Your task: Using the listing below, copy every line that mentions "level".

Supplied records:
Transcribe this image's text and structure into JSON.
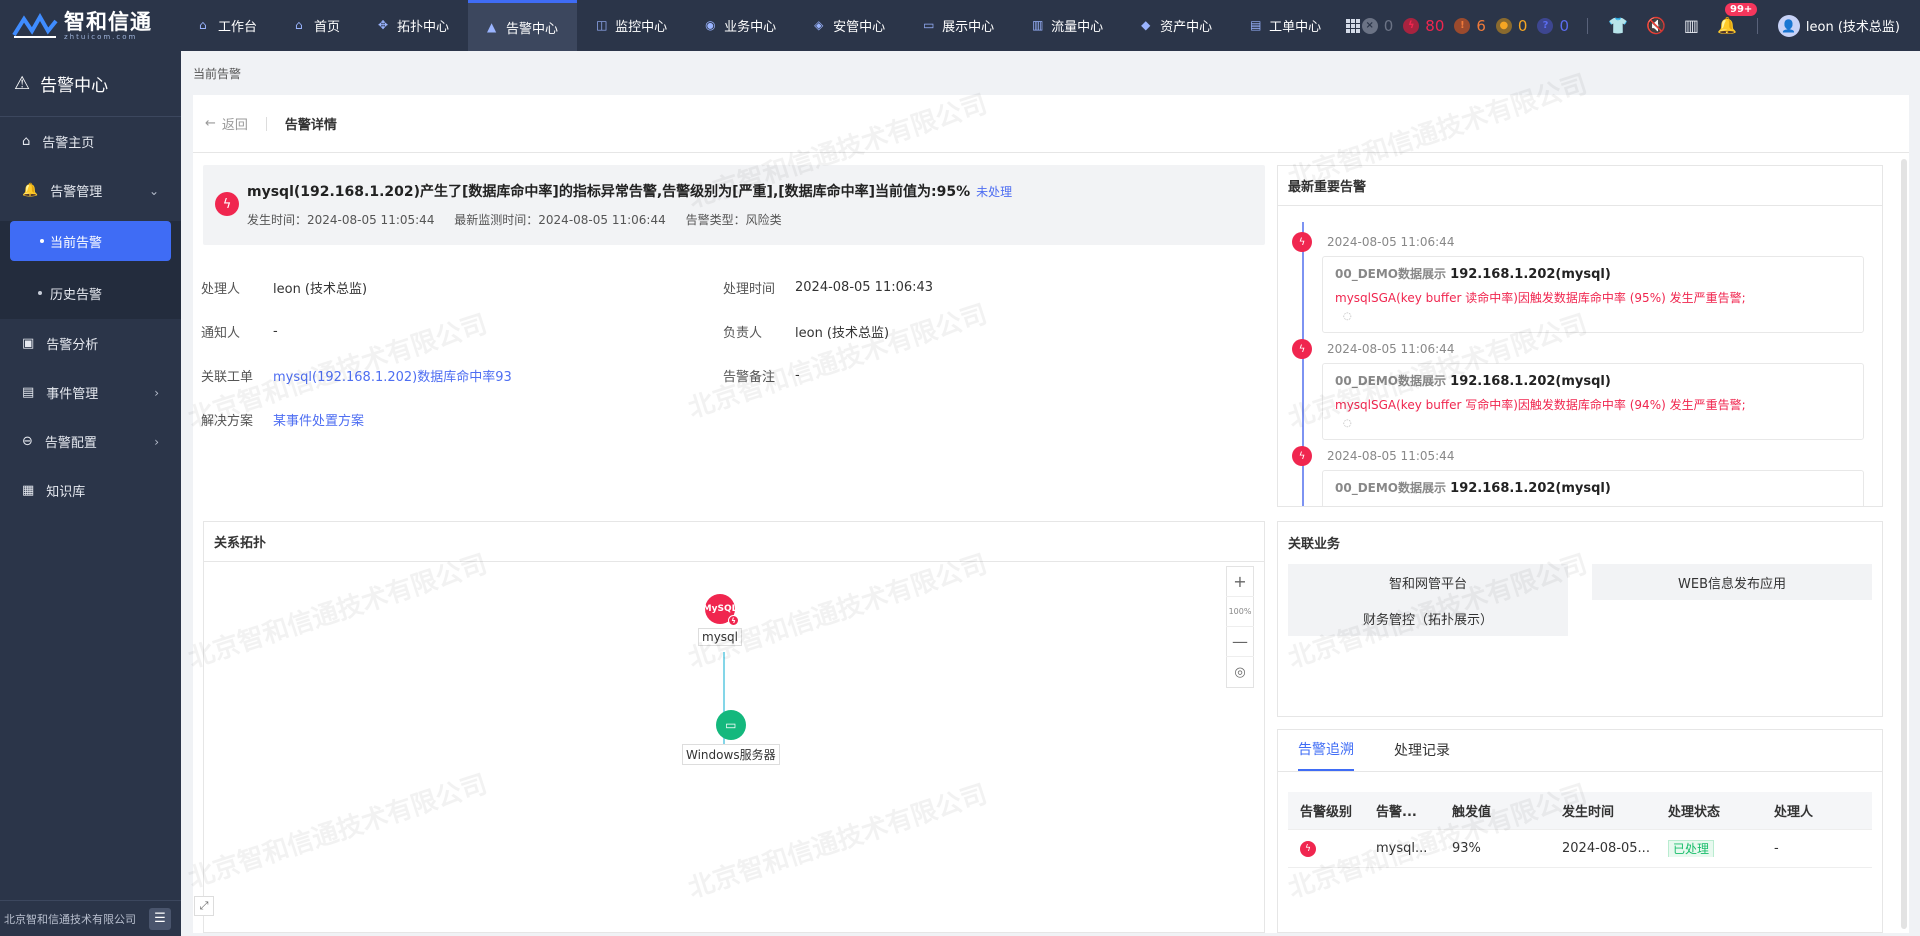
{
  "brand": {
    "name": "智和信通",
    "sub": "zhtuicom.com"
  },
  "nav": [
    {
      "label": "工作台",
      "icon": "home-icon",
      "active": false
    },
    {
      "label": "首页",
      "icon": "house-icon",
      "active": false
    },
    {
      "label": "拓扑中心",
      "icon": "topology-icon",
      "active": false
    },
    {
      "label": "告警中心",
      "icon": "alert-icon",
      "active": true
    },
    {
      "label": "监控中心",
      "icon": "monitor-icon",
      "active": false
    },
    {
      "label": "业务中心",
      "icon": "business-icon",
      "active": false
    },
    {
      "label": "安管中心",
      "icon": "shield-icon",
      "active": false
    },
    {
      "label": "展示中心",
      "icon": "display-icon",
      "active": false
    },
    {
      "label": "流量中心",
      "icon": "traffic-icon",
      "active": false
    },
    {
      "label": "资产中心",
      "icon": "asset-icon",
      "active": false
    },
    {
      "label": "工单中心",
      "icon": "ticket-icon",
      "active": false
    }
  ],
  "counters": [
    {
      "value": "0",
      "color": "#6b7385",
      "icon": "unknown-level-icon"
    },
    {
      "value": "80",
      "color": "#f0264f",
      "icon": "critical-level-icon"
    },
    {
      "value": "6",
      "color": "#f07a3a",
      "icon": "major-level-icon"
    },
    {
      "value": "0",
      "color": "#f5a623",
      "icon": "minor-level-icon"
    },
    {
      "value": "0",
      "color": "#5b6cf0",
      "icon": "info-level-icon"
    }
  ],
  "user": {
    "name": "leon (技术总监)",
    "badge": "99+"
  },
  "sidebar": {
    "title": "告警中心",
    "items": [
      {
        "label": "告警主页"
      },
      {
        "label": "告警管理"
      },
      {
        "label": "当前告警"
      },
      {
        "label": "历史告警"
      },
      {
        "label": "告警分析"
      },
      {
        "label": "事件管理"
      },
      {
        "label": "告警配置"
      },
      {
        "label": "知识库"
      }
    ],
    "footer": "北京智和信通技术有限公司"
  },
  "breadcrumb": "当前告警",
  "header": {
    "back": "返回",
    "title": "告警详情"
  },
  "alert": {
    "title": "mysql(192.168.1.202)产生了[数据库命中率]的指标异常告警,告警级别为[严重],[数据库命中率]当前值为:95%",
    "status": "未处理",
    "occur": "发生时间：2024-08-05 11:05:44",
    "latest": "最新监测时间：2024-08-05 11:06:44",
    "type": "告警类型：风险类"
  },
  "details": {
    "handler_k": "处理人",
    "handler_v": "leon (技术总监)",
    "handle_time_k": "处理时间",
    "handle_time_v": "2024-08-05 11:06:43",
    "notify_k": "通知人",
    "notify_v": "-",
    "owner_k": "负责人",
    "owner_v": "leon (技术总监)",
    "ticket_k": "关联工单",
    "ticket_v": "mysql(192.168.1.202)数据库命中率93",
    "remark_k": "告警备注",
    "remark_v": "-",
    "solution_k": "解决方案",
    "solution_v": "某事件处置方案"
  },
  "recent": {
    "title": "最新重要告警",
    "events": [
      {
        "time": "2024-08-05 11:06:44",
        "group": "00_DEMO数据展示",
        "host": "192.168.1.202(mysql)",
        "msg": "mysqlSGA(key buffer 读命中率)因触发数据库命中率 (95%) 发生严重告警;"
      },
      {
        "time": "2024-08-05 11:06:44",
        "group": "00_DEMO数据展示",
        "host": "192.168.1.202(mysql)",
        "msg": "mysqlSGA(key buffer 写命中率)因触发数据库命中率 (94%) 发生严重告警;"
      },
      {
        "time": "2024-08-05 11:05:44",
        "group": "00_DEMO数据展示",
        "host": "192.168.1.202(mysql)",
        "msg": ""
      }
    ]
  },
  "topology": {
    "title": "关系拓扑",
    "zoom": "100%",
    "nodes": [
      {
        "label": "mysql"
      },
      {
        "label": "Windows服务器"
      }
    ]
  },
  "business": {
    "title": "关联业务",
    "items": [
      "智和网管平台",
      "WEB信息发布应用",
      "财务管控（拓扑展示）"
    ]
  },
  "trace": {
    "tabs": [
      "告警追溯",
      "处理记录"
    ],
    "columns": [
      "告警级别",
      "告警...",
      "触发值",
      "发生时间",
      "处理状态",
      "处理人"
    ],
    "rows": [
      {
        "metric": "mysql...",
        "value": "93%",
        "time": "2024-08-05...",
        "status": "已处理",
        "handler": "-"
      }
    ]
  },
  "watermark": "北京智和信通技术有限公司"
}
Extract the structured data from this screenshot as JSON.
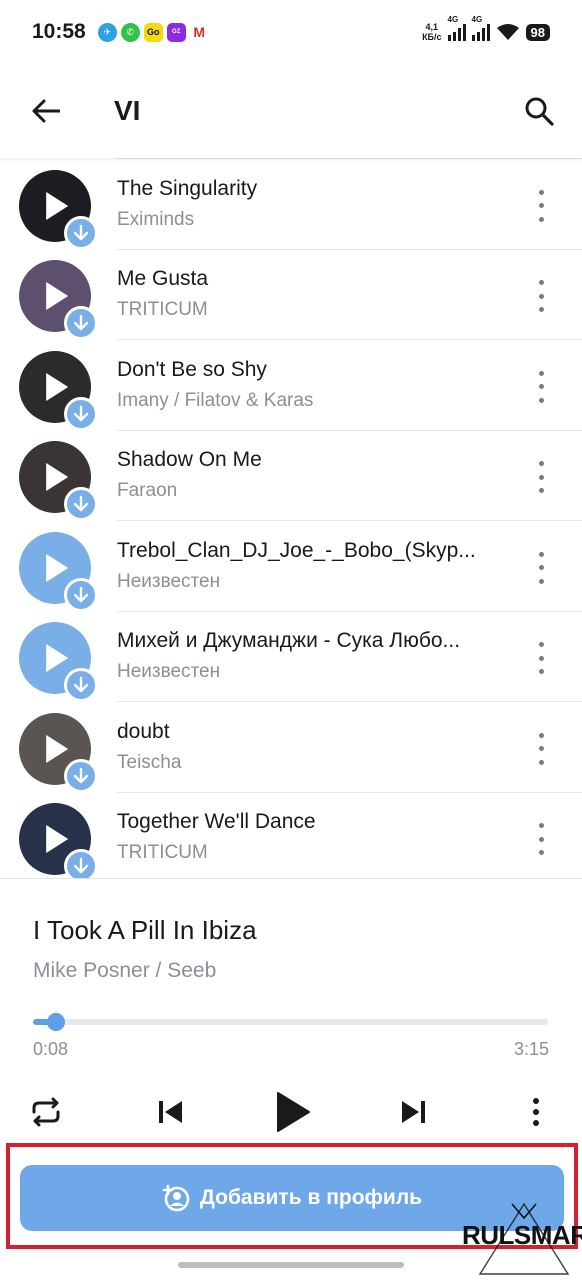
{
  "status_bar": {
    "time": "10:58",
    "net_speed_value": "4,1",
    "net_speed_unit": "КБ/с",
    "signal1_label": "4G",
    "signal2_label": "4G",
    "battery": "98"
  },
  "header": {
    "title": "VI",
    "back_icon": "arrow-left-icon",
    "search_icon": "search-icon"
  },
  "tracks": [
    {
      "title": "",
      "artist": "Неизвестен",
      "cover_color": "#7aaee6"
    },
    {
      "title": "The Singularity",
      "artist": "Eximinds",
      "cover_color": "#1c1c22"
    },
    {
      "title": "Me Gusta",
      "artist": "TRITICUM",
      "cover_color": "#5d4f6e"
    },
    {
      "title": "Don't Be so Shy",
      "artist": "Imany / Filatov & Karas",
      "cover_color": "#2b2b2b"
    },
    {
      "title": "Shadow On Me",
      "artist": "Faraon",
      "cover_color": "#3a3434"
    },
    {
      "title": "Trebol_Clan_DJ_Joe_-_Bobo_(Skyp...",
      "artist": "Неизвестен",
      "cover_color": "#7aaee6"
    },
    {
      "title": "Михей и Джуманджи - Сука Любо...",
      "artist": "Неизвестен",
      "cover_color": "#7aaee6"
    },
    {
      "title": "doubt",
      "artist": "Teischa",
      "cover_color": "#5a5550"
    },
    {
      "title": "Together We'll Dance",
      "artist": "TRITICUM",
      "cover_color": "#26314a"
    }
  ],
  "player": {
    "title": "I Took A Pill In Ibiza",
    "artist": "Mike Posner / Seeb",
    "current_time": "0:08",
    "total_time": "3:15",
    "progress_fraction": 0.045,
    "accent_color": "#5f9fe6"
  },
  "add_button": {
    "label": "Добавить в профиль",
    "icon": "add-user-icon"
  },
  "watermark": "RULSMART"
}
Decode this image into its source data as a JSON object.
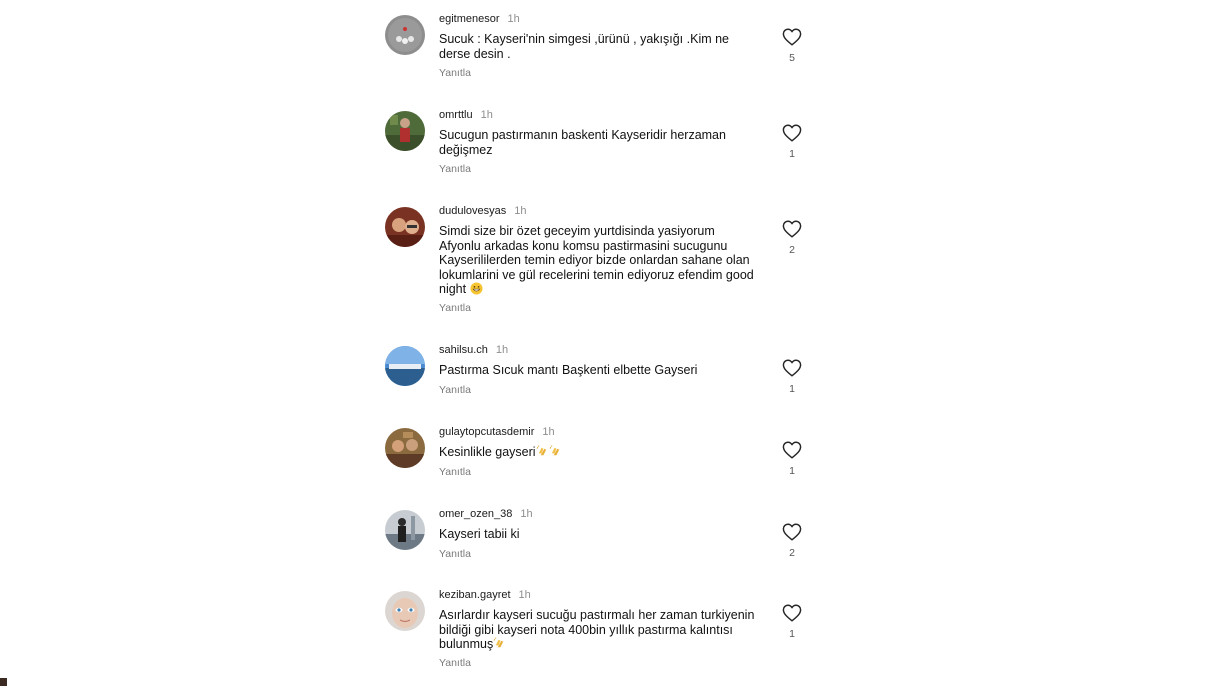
{
  "comments": [
    {
      "username": "egitmenesor",
      "time": "1h",
      "text": "Sucuk : Kayseri'nin simgesi ,ürünü , yakışığı .Kim ne derse desin .",
      "reply_label": "Yanıtla",
      "likes": "5",
      "avatar": "avatar-icon"
    },
    {
      "username": "omrttlu",
      "time": "1h",
      "text": "Sucugun pastırmanın baskenti Kayseridir herzaman değişmez",
      "reply_label": "Yanıtla",
      "likes": "1",
      "avatar": "avatar-icon"
    },
    {
      "username": "dudulovesyas",
      "time": "1h",
      "text": "Simdi size bir özet geceyim yurtdisinda yasiyorum Afyonlu arkadas konu komsu pastirmasini sucugunu Kayserililerden temin ediyor bizde onlardan sahane olan lokumlarini ve gül recelerini temin ediyoruz efendim good night",
      "emoji": "grinning-face-emoji",
      "reply_label": "Yanıtla",
      "likes": "2",
      "avatar": "avatar-icon"
    },
    {
      "username": "sahilsu.ch",
      "time": "1h",
      "text": "Pastırma Sıcuk mantı Başkenti elbette Gayseri",
      "reply_label": "Yanıtla",
      "likes": "1",
      "avatar": "avatar-icon"
    },
    {
      "username": "gulaytopcutasdemir",
      "time": "1h",
      "text": "Kesinlikle gayseri",
      "emoji": "clapping-hands-emoji",
      "reply_label": "Yanıtla",
      "likes": "1",
      "avatar": "avatar-icon"
    },
    {
      "username": "omer_ozen_38",
      "time": "1h",
      "text": "Kayseri tabii ki",
      "reply_label": "Yanıtla",
      "likes": "2",
      "avatar": "avatar-icon"
    },
    {
      "username": "keziban.gayret",
      "time": "1h",
      "text": "Asırlardır kayseri sucuğu pastırmalı her zaman turkiyenin bildiği gibi kayseri nota 400bin yıllık pastırma kalıntısı bulunmuş",
      "emoji": "clapping-hands-emoji",
      "reply_label": "Yanıtla",
      "likes": "1",
      "avatar": "avatar-icon"
    }
  ],
  "colors": {
    "text": "#111111",
    "meta": "#8e8e8e",
    "reply": "#7a7a7a",
    "heart": "#262626",
    "background": "#ffffff"
  },
  "icons": {
    "like": "heart-outline-icon"
  }
}
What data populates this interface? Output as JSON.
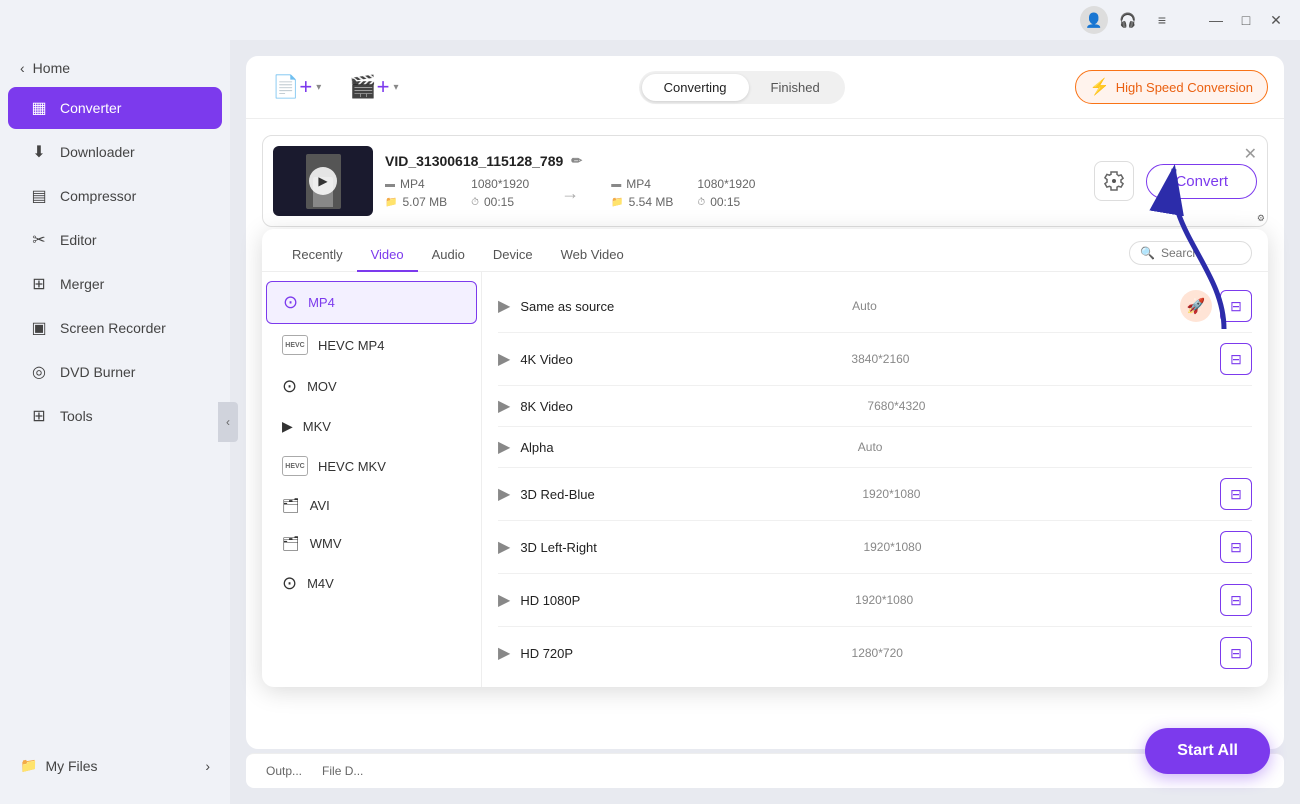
{
  "titlebar": {
    "profile_icon": "👤",
    "headset_icon": "🎧",
    "menu_icon": "≡",
    "minimize": "—",
    "maximize": "□",
    "close": "✕"
  },
  "sidebar": {
    "home_label": "Home",
    "items": [
      {
        "id": "converter",
        "label": "Converter",
        "icon": "▦",
        "active": true
      },
      {
        "id": "downloader",
        "label": "Downloader",
        "icon": "⬇"
      },
      {
        "id": "compressor",
        "label": "Compressor",
        "icon": "▤"
      },
      {
        "id": "editor",
        "label": "Editor",
        "icon": "✂"
      },
      {
        "id": "merger",
        "label": "Merger",
        "icon": "⊞"
      },
      {
        "id": "screen-recorder",
        "label": "Screen Recorder",
        "icon": "▣"
      },
      {
        "id": "dvd-burner",
        "label": "DVD Burner",
        "icon": "◎"
      },
      {
        "id": "tools",
        "label": "Tools",
        "icon": "⊞"
      }
    ],
    "my_files_label": "My Files"
  },
  "topbar": {
    "add_file_icon": "📄",
    "add_media_icon": "🎬",
    "tab_converting": "Converting",
    "tab_finished": "Finished",
    "high_speed_label": "High Speed Conversion",
    "lightning_icon": "⚡"
  },
  "file_item": {
    "filename": "VID_31300618_115128_789",
    "edit_icon": "✏",
    "source_format": "MP4",
    "source_res": "1080*1920",
    "source_size": "5.07 MB",
    "source_duration": "00:15",
    "dest_format": "MP4",
    "dest_res": "1080*1920",
    "dest_size": "5.54 MB",
    "dest_duration": "00:15",
    "convert_label": "Convert",
    "close_icon": "✕"
  },
  "format_dropdown": {
    "tabs": [
      "Recently",
      "Video",
      "Audio",
      "Device",
      "Web Video"
    ],
    "active_tab": "Video",
    "search_placeholder": "Search",
    "formats": [
      {
        "id": "mp4",
        "label": "MP4",
        "selected": true,
        "icon_type": "normal"
      },
      {
        "id": "hevc-mp4",
        "label": "HEVC MP4",
        "icon_type": "hevc"
      },
      {
        "id": "mov",
        "label": "MOV",
        "icon_type": "circle"
      },
      {
        "id": "mkv",
        "label": "MKV",
        "icon_type": "play"
      },
      {
        "id": "hevc-mkv",
        "label": "HEVC MKV",
        "icon_type": "hevc"
      },
      {
        "id": "avi",
        "label": "AVI",
        "icon_type": "folder"
      },
      {
        "id": "wmv",
        "label": "WMV",
        "icon_type": "folder"
      },
      {
        "id": "m4v",
        "label": "M4V",
        "icon_type": "circle"
      }
    ],
    "presets": [
      {
        "id": "same-source",
        "label": "Same as source",
        "res": "Auto",
        "has_rocket": true,
        "has_edit": true
      },
      {
        "id": "4k-video",
        "label": "4K Video",
        "res": "3840*2160",
        "has_rocket": false,
        "has_edit": true
      },
      {
        "id": "8k-video",
        "label": "8K Video",
        "res": "7680*4320",
        "has_rocket": false,
        "has_edit": false
      },
      {
        "id": "alpha",
        "label": "Alpha",
        "res": "Auto",
        "has_rocket": false,
        "has_edit": false
      },
      {
        "id": "3d-red-blue",
        "label": "3D Red-Blue",
        "res": "1920*1080",
        "has_rocket": false,
        "has_edit": true
      },
      {
        "id": "3d-left-right",
        "label": "3D Left-Right",
        "res": "1920*1080",
        "has_rocket": false,
        "has_edit": true
      },
      {
        "id": "hd-1080p",
        "label": "HD 1080P",
        "res": "1920*1080",
        "has_rocket": false,
        "has_edit": true
      },
      {
        "id": "hd-720p",
        "label": "HD 720P",
        "res": "1280*720",
        "has_rocket": false,
        "has_edit": true
      }
    ]
  },
  "bottom": {
    "output_label": "Outp...",
    "file_label": "File D..."
  },
  "start_all_label": "Start All"
}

Result below:
      "icon": "unknown-level-icon"
      "icon": "critical-level-icon"
      "icon": "major-level-icon"
      "icon": "minor-level-icon"
      "icon": "info-level-icon"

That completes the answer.